#### Directions
Copy every line of the data below word for word, but leave out the pictures.

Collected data
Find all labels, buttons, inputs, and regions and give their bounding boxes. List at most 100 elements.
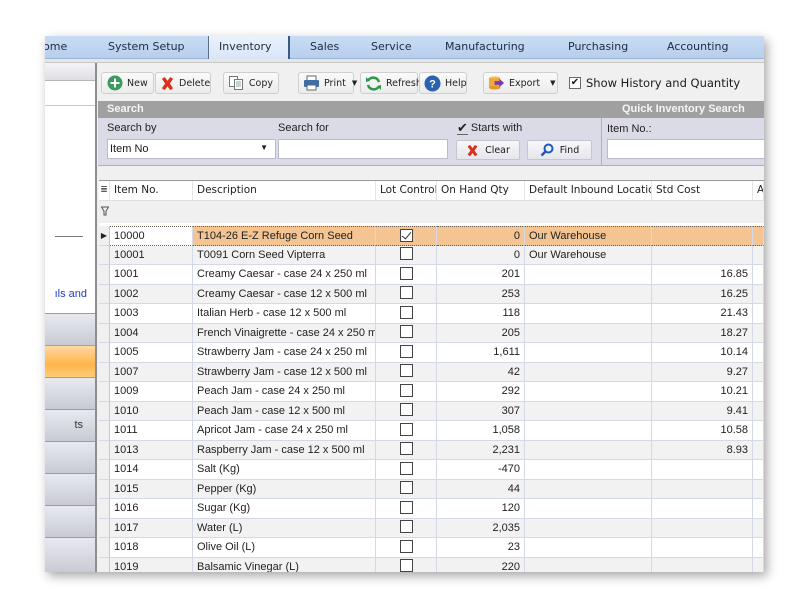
chevron-down-icon[interactable]: ▼ <box>260 143 268 152</box>
cell-description[interactable]: Italian Herb - case 12 x 500 ml <box>193 304 376 324</box>
cell-a[interactable] <box>753 245 764 265</box>
table-row[interactable]: 1005 Strawberry Jam - case 24 x 250 ml 1,6… <box>99 343 764 363</box>
cell-on-hand-qty[interactable]: -470 <box>437 460 525 480</box>
cell-std-cost[interactable]: 16.25 <box>652 284 753 304</box>
cell-lot-control[interactable] <box>376 343 437 363</box>
table-row[interactable]: 1014 Salt (Kg) -470 <box>99 460 764 480</box>
row-indicator[interactable] <box>99 304 110 324</box>
cell-lot-control[interactable] <box>376 265 437 285</box>
cell-description[interactable]: Strawberry Jam - case 12 x 500 ml <box>193 362 376 382</box>
cell-item-no[interactable]: 1015 <box>110 479 193 499</box>
cell-default-inbound-location[interactable] <box>525 343 652 363</box>
row-indicator[interactable] <box>99 284 110 304</box>
row-indicator[interactable] <box>99 518 110 538</box>
find-button[interactable]: Find <box>527 140 592 160</box>
cell-on-hand-qty[interactable]: 307 <box>437 401 525 421</box>
menu-manufacturing[interactable]: Manufacturing <box>445 36 525 59</box>
sidebar-button-6[interactable] <box>45 473 95 505</box>
column-header-item-no[interactable]: Item No. <box>110 181 193 200</box>
search-by-select[interactable]: Item No ▼ <box>107 139 276 159</box>
column-chooser-icon[interactable]: ≣ <box>99 181 110 200</box>
table-row[interactable]: 1001 Creamy Caesar - case 24 x 250 ml 201 1… <box>99 265 764 285</box>
row-indicator[interactable] <box>99 499 110 519</box>
menu-inventory[interactable]: Inventory <box>208 36 290 59</box>
cell-on-hand-qty[interactable]: 205 <box>437 323 525 343</box>
cell-on-hand-qty[interactable]: 118 <box>437 304 525 324</box>
cell-on-hand-qty[interactable]: 1,611 <box>437 343 525 363</box>
delete-button[interactable]: Delete <box>155 72 211 94</box>
cell-item-no[interactable]: 1004 <box>110 323 193 343</box>
cell-default-inbound-location[interactable] <box>525 265 652 285</box>
table-row[interactable]: 1016 Sugar (Kg) 120 <box>99 499 764 519</box>
cell-on-hand-qty[interactable]: 0 <box>437 245 525 265</box>
cell-item-no[interactable]: 1007 <box>110 362 193 382</box>
cell-item-no[interactable]: 1017 <box>110 518 193 538</box>
table-row[interactable]: ▶ 10000 T104-26 E-Z Refuge Corn Seed 0 Our W… <box>99 226 764 246</box>
cell-item-no[interactable]: 1018 <box>110 538 193 558</box>
cell-description[interactable]: Raspberry Jam - case 12 x 500 ml <box>193 440 376 460</box>
row-indicator[interactable] <box>99 265 110 285</box>
table-row[interactable]: 1013 Raspberry Jam - case 12 x 500 ml 2,23… <box>99 440 764 460</box>
cell-default-inbound-location[interactable] <box>525 284 652 304</box>
sidebar-search-field[interactable] <box>45 81 95 106</box>
cell-std-cost[interactable] <box>652 479 753 499</box>
sidebar-button-8[interactable] <box>45 537 95 572</box>
lot-control-checkbox[interactable] <box>399 247 413 261</box>
cell-default-inbound-location[interactable] <box>525 557 652 572</box>
cell-a[interactable] <box>753 284 764 304</box>
column-header-on-hand-qty[interactable]: On Hand Qty <box>437 181 525 200</box>
cell-std-cost[interactable] <box>652 460 753 480</box>
cell-description[interactable]: T104-26 E-Z Refuge Corn Seed <box>193 226 376 246</box>
menu-accounting[interactable]: Accounting <box>667 36 728 59</box>
lot-control-checkbox[interactable] <box>399 422 413 436</box>
menu-purchasing[interactable]: Purchasing <box>568 36 628 59</box>
row-indicator[interactable] <box>99 343 110 363</box>
cell-default-inbound-location[interactable] <box>525 401 652 421</box>
cell-item-no[interactable]: 1010 <box>110 401 193 421</box>
cell-a[interactable] <box>753 440 764 460</box>
cell-description[interactable]: Peach Jam - case 24 x 250 ml <box>193 382 376 402</box>
table-row[interactable]: 10001 T0091 Corn Seed Vipterra 0 Our Wareho… <box>99 245 764 265</box>
cell-a[interactable] <box>753 323 764 343</box>
row-indicator[interactable] <box>99 460 110 480</box>
lot-control-checkbox[interactable] <box>399 539 413 553</box>
table-row[interactable]: 1011 Apricot Jam - case 24 x 250 ml 1,058 1… <box>99 421 764 441</box>
cell-on-hand-qty[interactable]: 0 <box>437 226 525 246</box>
cell-std-cost[interactable]: 10.21 <box>652 382 753 402</box>
new-button[interactable]: New <box>101 72 154 94</box>
cell-default-inbound-location[interactable]: Our Warehouse <box>525 245 652 265</box>
cell-on-hand-qty[interactable]: 201 <box>437 265 525 285</box>
cell-lot-control[interactable] <box>376 499 437 519</box>
sidebar-button-7[interactable] <box>45 505 95 537</box>
cell-lot-control[interactable] <box>376 362 437 382</box>
cell-lot-control[interactable] <box>376 421 437 441</box>
cell-item-no[interactable]: 10000 <box>110 226 193 246</box>
cell-lot-control[interactable] <box>376 479 437 499</box>
cell-a[interactable] <box>753 421 764 441</box>
cell-item-no[interactable]: 1013 <box>110 440 193 460</box>
lot-control-checkbox[interactable] <box>399 228 413 242</box>
cell-lot-control[interactable] <box>376 284 437 304</box>
cell-a[interactable] <box>753 401 764 421</box>
cell-std-cost[interactable] <box>652 518 753 538</box>
cell-default-inbound-location[interactable] <box>525 499 652 519</box>
cell-lot-control[interactable] <box>376 460 437 480</box>
cell-item-no[interactable]: 1002 <box>110 284 193 304</box>
table-row[interactable]: 1019 Balsamic Vinegar (L) 220 <box>99 557 764 572</box>
cell-lot-control[interactable] <box>376 245 437 265</box>
cell-default-inbound-location[interactable] <box>525 421 652 441</box>
cell-default-inbound-location[interactable] <box>525 479 652 499</box>
cell-std-cost[interactable]: 10.58 <box>652 421 753 441</box>
lot-control-checkbox[interactable] <box>399 442 413 456</box>
export-button[interactable]: Export ▼ <box>483 72 558 94</box>
cell-item-no[interactable]: 10001 <box>110 245 193 265</box>
cell-std-cost[interactable] <box>652 557 753 572</box>
column-header-a[interactable]: A <box>753 181 764 200</box>
cell-description[interactable]: Balsamic Vinegar (L) <box>193 557 376 572</box>
column-header-std-cost[interactable]: Std Cost <box>652 181 753 200</box>
sidebar-button-active[interactable] <box>45 345 95 377</box>
table-row[interactable]: 1007 Strawberry Jam - case 12 x 500 ml 42 9… <box>99 362 764 382</box>
cell-description[interactable]: Pepper (Kg) <box>193 479 376 499</box>
export-dropdown-caret-icon[interactable]: ▼ <box>550 79 555 87</box>
row-indicator[interactable] <box>99 538 110 558</box>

#### The reply
Find all labels, buttons, inputs, and regions and give their bounding boxes. List at most 100 elements.
chevron-down-icon[interactable]: ▼ <box>260 143 268 152</box>
cell-description[interactable]: Italian Herb - case 12 x 500 ml <box>193 304 376 324</box>
cell-a[interactable] <box>753 245 764 265</box>
table-row[interactable]: 1005 Strawberry Jam - case 24 x 250 ml 1,6… <box>99 343 764 363</box>
cell-on-hand-qty[interactable]: -470 <box>437 460 525 480</box>
cell-std-cost[interactable]: 16.25 <box>652 284 753 304</box>
cell-lot-control[interactable] <box>376 343 437 363</box>
table-row[interactable]: 1014 Salt (Kg) -470 <box>99 460 764 480</box>
row-indicator[interactable] <box>99 304 110 324</box>
cell-lot-control[interactable] <box>376 265 437 285</box>
cell-description[interactable]: Strawberry Jam - case 12 x 500 ml <box>193 362 376 382</box>
cell-item-no[interactable]: 1015 <box>110 479 193 499</box>
cell-default-inbound-location[interactable] <box>525 343 652 363</box>
row-indicator[interactable] <box>99 284 110 304</box>
row-indicator[interactable] <box>99 518 110 538</box>
find-button[interactable]: Find <box>527 140 592 160</box>
cell-on-hand-qty[interactable]: 307 <box>437 401 525 421</box>
menu-manufacturing[interactable]: Manufacturing <box>445 36 525 59</box>
sidebar-button-6[interactable] <box>45 473 95 505</box>
column-header-item-no[interactable]: Item No. <box>110 181 193 200</box>
search-by-select[interactable]: Item No ▼ <box>107 139 276 159</box>
column-chooser-icon[interactable]: ≣ <box>99 181 110 200</box>
table-row[interactable]: 1001 Creamy Caesar - case 24 x 250 ml 201 1… <box>99 265 764 285</box>
row-indicator[interactable] <box>99 499 110 519</box>
menu-inventory[interactable]: Inventory <box>208 36 290 59</box>
cell-on-hand-qty[interactable]: 205 <box>437 323 525 343</box>
cell-on-hand-qty[interactable]: 118 <box>437 304 525 324</box>
cell-on-hand-qty[interactable]: 1,611 <box>437 343 525 363</box>
delete-button[interactable]: Delete <box>155 72 211 94</box>
cell-item-no[interactable]: 1004 <box>110 323 193 343</box>
cell-default-inbound-location[interactable] <box>525 265 652 285</box>
table-row[interactable]: 1016 Sugar (Kg) 120 <box>99 499 764 519</box>
cell-on-hand-qty[interactable]: 0 <box>437 245 525 265</box>
cell-item-no[interactable]: 1007 <box>110 362 193 382</box>
cell-item-no[interactable]: 1017 <box>110 518 193 538</box>
table-row[interactable]: ▶ 10000 T104-26 E-Z Refuge Corn Seed 0 Our W… <box>99 226 764 246</box>
cell-item-no[interactable]: 1018 <box>110 538 193 558</box>
cell-description[interactable]: Raspberry Jam - case 12 x 500 ml <box>193 440 376 460</box>
row-indicator[interactable] <box>99 265 110 285</box>
table-row[interactable]: 1013 Raspberry Jam - case 12 x 500 ml 2,23… <box>99 440 764 460</box>
cell-default-inbound-location[interactable] <box>525 284 652 304</box>
sidebar-search-field[interactable] <box>45 81 95 106</box>
cell-std-cost[interactable] <box>652 479 753 499</box>
sidebar-button-8[interactable] <box>45 537 95 572</box>
lot-control-checkbox[interactable] <box>399 247 413 261</box>
cell-default-inbound-location[interactable] <box>525 557 652 572</box>
cell-a[interactable] <box>753 284 764 304</box>
column-header-on-hand-qty[interactable]: On Hand Qty <box>437 181 525 200</box>
cell-std-cost[interactable] <box>652 460 753 480</box>
cell-description[interactable]: T104-26 E-Z Refuge Corn Seed <box>193 226 376 246</box>
menu-accounting[interactable]: Accounting <box>667 36 728 59</box>
lot-control-checkbox[interactable] <box>399 422 413 436</box>
menu-purchasing[interactable]: Purchasing <box>568 36 628 59</box>
row-indicator[interactable] <box>99 343 110 363</box>
cell-default-inbound-location[interactable] <box>525 401 652 421</box>
cell-item-no[interactable]: 1010 <box>110 401 193 421</box>
cell-a[interactable] <box>753 440 764 460</box>
cell-description[interactable]: Peach Jam - case 24 x 250 ml <box>193 382 376 402</box>
table-row[interactable]: 10001 T0091 Corn Seed Vipterra 0 Our Wareho… <box>99 245 764 265</box>
cell-a[interactable] <box>753 323 764 343</box>
row-indicator[interactable] <box>99 460 110 480</box>
lot-control-checkbox[interactable] <box>399 539 413 553</box>
table-row[interactable]: 1011 Apricot Jam - case 24 x 250 ml 1,058 1… <box>99 421 764 441</box>
cell-on-hand-qty[interactable]: 0 <box>437 226 525 246</box>
cell-std-cost[interactable]: 10.21 <box>652 382 753 402</box>
new-button[interactable]: New <box>101 72 154 94</box>
cell-default-inbound-location[interactable]: Our Warehouse <box>525 245 652 265</box>
cell-on-hand-qty[interactable]: 201 <box>437 265 525 285</box>
cell-lot-control[interactable] <box>376 499 437 519</box>
sidebar-button-7[interactable] <box>45 505 95 537</box>
cell-lot-control[interactable] <box>376 362 437 382</box>
cell-lot-control[interactable] <box>376 421 437 441</box>
cell-item-no[interactable]: 10000 <box>110 226 193 246</box>
cell-lot-control[interactable] <box>376 479 437 499</box>
cell-a[interactable] <box>753 421 764 441</box>
cell-item-no[interactable]: 1013 <box>110 440 193 460</box>
lot-control-checkbox[interactable] <box>399 228 413 242</box>
cell-lot-control[interactable] <box>376 284 437 304</box>
cell-a[interactable] <box>753 401 764 421</box>
cell-std-cost[interactable] <box>652 518 753 538</box>
cell-default-inbound-location[interactable] <box>525 499 652 519</box>
cell-lot-control[interactable] <box>376 460 437 480</box>
cell-item-no[interactable]: 1002 <box>110 284 193 304</box>
table-row[interactable]: 1019 Balsamic Vinegar (L) 220 <box>99 557 764 572</box>
cell-lot-control[interactable] <box>376 245 437 265</box>
cell-default-inbound-location[interactable] <box>525 421 652 441</box>
cell-default-inbound-location[interactable] <box>525 479 652 499</box>
cell-std-cost[interactable]: 10.58 <box>652 421 753 441</box>
lot-control-checkbox[interactable] <box>399 442 413 456</box>
export-button[interactable]: Export ▼ <box>483 72 558 94</box>
cell-item-no[interactable]: 10001 <box>110 245 193 265</box>
cell-std-cost[interactable] <box>652 557 753 572</box>
column-header-a[interactable]: A <box>753 181 764 200</box>
cell-description[interactable]: Balsamic Vinegar (L) <box>193 557 376 572</box>
column-header-std-cost[interactable]: Std Cost <box>652 181 753 200</box>
sidebar-button-active[interactable] <box>45 345 95 377</box>
table-row[interactable]: 1007 Strawberry Jam - case 12 x 500 ml 42 9… <box>99 362 764 382</box>
cell-description[interactable]: Pepper (Kg) <box>193 479 376 499</box>
export-dropdown-caret-icon[interactable]: ▼ <box>550 79 555 87</box>
row-indicator[interactable] <box>99 538 110 558</box>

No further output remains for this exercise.